## [INFORMATION GIVEN]
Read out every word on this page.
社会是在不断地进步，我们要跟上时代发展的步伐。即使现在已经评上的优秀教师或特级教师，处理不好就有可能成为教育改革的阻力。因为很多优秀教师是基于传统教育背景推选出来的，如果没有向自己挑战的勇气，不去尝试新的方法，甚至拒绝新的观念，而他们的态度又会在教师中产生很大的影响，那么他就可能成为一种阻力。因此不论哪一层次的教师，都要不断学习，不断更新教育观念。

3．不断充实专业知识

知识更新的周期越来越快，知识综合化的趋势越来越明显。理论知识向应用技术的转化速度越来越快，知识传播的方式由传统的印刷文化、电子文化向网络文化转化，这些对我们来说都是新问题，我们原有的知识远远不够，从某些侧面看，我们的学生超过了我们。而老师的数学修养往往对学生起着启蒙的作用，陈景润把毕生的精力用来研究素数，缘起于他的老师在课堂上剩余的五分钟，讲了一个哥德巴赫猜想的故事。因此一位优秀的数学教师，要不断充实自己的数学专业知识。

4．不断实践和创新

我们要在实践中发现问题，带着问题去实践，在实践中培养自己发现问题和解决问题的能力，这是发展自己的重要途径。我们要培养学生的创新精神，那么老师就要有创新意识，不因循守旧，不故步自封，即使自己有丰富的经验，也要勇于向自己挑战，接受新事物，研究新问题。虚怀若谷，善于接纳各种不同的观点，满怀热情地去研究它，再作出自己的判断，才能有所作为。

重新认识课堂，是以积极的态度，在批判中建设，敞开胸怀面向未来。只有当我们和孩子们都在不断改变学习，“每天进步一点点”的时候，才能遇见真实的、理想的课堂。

---

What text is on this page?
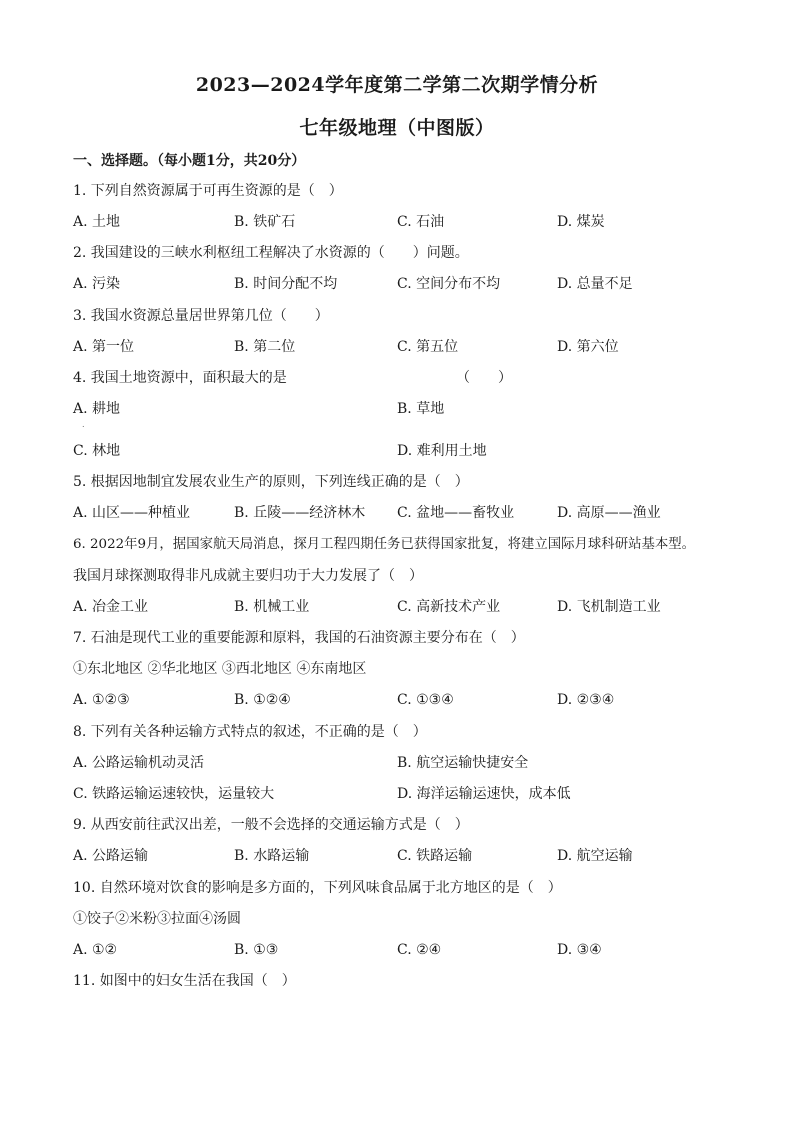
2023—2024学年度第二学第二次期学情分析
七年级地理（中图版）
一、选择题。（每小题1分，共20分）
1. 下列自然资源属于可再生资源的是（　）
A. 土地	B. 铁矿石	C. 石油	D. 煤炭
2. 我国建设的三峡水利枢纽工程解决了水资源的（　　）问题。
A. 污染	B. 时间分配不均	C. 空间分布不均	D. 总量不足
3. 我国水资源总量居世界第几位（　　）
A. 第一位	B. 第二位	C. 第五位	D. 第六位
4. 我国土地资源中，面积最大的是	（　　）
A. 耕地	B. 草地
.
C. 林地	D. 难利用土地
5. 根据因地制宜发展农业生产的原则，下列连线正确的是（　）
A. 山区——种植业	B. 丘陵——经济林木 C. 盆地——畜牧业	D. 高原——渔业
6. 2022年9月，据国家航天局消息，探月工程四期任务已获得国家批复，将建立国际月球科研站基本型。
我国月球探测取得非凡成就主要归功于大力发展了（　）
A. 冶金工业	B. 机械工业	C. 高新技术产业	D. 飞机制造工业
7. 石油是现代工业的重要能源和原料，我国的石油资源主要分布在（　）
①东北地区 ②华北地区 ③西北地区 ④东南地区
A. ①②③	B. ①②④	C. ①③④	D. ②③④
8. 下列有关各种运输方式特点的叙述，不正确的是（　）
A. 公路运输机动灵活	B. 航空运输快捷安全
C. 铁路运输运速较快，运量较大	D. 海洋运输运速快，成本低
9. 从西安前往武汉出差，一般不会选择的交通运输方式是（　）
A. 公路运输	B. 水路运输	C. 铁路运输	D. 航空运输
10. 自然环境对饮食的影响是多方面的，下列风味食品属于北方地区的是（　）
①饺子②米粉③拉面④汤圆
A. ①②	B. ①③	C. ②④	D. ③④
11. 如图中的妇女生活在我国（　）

## [WRITTEN EXERCISE]
Your answer should be one number: how many lines of the listing include the word "this".

## [TASK ANSWER]
2